Lines containing the string "Replaces" are to be counted; report only how many there are.

**** The records

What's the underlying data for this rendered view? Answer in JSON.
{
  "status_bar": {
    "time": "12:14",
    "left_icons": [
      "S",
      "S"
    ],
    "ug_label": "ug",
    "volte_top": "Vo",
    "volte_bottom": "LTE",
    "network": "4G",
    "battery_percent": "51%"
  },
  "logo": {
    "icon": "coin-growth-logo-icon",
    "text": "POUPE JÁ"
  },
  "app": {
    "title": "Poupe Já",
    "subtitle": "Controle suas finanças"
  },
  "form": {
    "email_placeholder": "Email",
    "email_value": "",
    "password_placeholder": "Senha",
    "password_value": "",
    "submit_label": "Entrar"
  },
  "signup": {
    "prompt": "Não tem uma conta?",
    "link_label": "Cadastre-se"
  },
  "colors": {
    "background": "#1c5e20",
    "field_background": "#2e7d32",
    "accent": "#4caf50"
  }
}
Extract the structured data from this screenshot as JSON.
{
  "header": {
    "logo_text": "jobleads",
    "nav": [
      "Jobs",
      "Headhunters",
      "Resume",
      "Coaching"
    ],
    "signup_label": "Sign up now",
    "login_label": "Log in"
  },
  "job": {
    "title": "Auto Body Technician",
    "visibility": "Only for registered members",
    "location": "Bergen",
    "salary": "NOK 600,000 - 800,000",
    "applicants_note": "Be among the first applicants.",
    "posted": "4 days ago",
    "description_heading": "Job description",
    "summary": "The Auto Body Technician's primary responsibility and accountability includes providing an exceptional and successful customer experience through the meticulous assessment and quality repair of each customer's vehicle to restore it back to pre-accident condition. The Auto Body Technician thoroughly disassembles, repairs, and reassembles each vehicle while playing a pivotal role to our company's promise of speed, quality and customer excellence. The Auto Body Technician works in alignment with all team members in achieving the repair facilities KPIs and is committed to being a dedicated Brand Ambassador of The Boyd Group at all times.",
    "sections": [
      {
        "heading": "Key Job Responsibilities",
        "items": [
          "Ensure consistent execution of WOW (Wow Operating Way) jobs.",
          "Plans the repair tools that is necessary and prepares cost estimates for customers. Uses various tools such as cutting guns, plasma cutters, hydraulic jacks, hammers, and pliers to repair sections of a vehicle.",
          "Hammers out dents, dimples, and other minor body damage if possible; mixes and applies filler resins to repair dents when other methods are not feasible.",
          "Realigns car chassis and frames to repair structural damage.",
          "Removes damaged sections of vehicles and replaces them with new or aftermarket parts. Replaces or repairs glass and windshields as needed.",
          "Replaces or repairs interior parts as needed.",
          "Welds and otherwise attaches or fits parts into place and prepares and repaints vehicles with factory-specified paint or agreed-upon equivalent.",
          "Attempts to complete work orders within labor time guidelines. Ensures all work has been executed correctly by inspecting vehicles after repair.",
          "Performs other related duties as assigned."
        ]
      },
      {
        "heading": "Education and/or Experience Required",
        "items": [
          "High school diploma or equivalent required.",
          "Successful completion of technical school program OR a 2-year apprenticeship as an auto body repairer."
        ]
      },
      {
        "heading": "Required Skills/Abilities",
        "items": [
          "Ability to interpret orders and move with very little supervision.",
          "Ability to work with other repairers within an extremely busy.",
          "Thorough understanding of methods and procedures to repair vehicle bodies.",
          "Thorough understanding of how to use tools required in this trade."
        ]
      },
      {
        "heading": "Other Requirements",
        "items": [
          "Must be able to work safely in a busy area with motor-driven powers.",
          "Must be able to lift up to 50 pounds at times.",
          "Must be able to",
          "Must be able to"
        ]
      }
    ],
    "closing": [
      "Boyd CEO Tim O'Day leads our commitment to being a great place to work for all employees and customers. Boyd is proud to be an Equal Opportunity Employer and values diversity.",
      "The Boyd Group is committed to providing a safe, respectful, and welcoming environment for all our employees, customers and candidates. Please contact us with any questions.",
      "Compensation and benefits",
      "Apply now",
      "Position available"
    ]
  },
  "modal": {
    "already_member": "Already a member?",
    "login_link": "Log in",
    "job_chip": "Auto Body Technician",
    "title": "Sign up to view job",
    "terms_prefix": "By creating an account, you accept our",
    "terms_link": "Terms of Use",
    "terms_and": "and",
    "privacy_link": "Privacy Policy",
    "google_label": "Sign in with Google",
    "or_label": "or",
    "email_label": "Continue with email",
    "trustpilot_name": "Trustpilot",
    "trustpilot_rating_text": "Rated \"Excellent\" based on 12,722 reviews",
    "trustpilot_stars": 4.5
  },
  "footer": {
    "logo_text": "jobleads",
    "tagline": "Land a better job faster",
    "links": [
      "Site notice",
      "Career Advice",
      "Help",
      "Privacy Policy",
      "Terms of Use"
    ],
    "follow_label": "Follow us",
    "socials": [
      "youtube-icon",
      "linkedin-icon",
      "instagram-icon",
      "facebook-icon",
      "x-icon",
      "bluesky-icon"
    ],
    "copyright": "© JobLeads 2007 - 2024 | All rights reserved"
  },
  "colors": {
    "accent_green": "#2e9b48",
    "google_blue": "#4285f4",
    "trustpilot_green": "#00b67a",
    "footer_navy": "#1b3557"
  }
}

********

### Result for this task:
2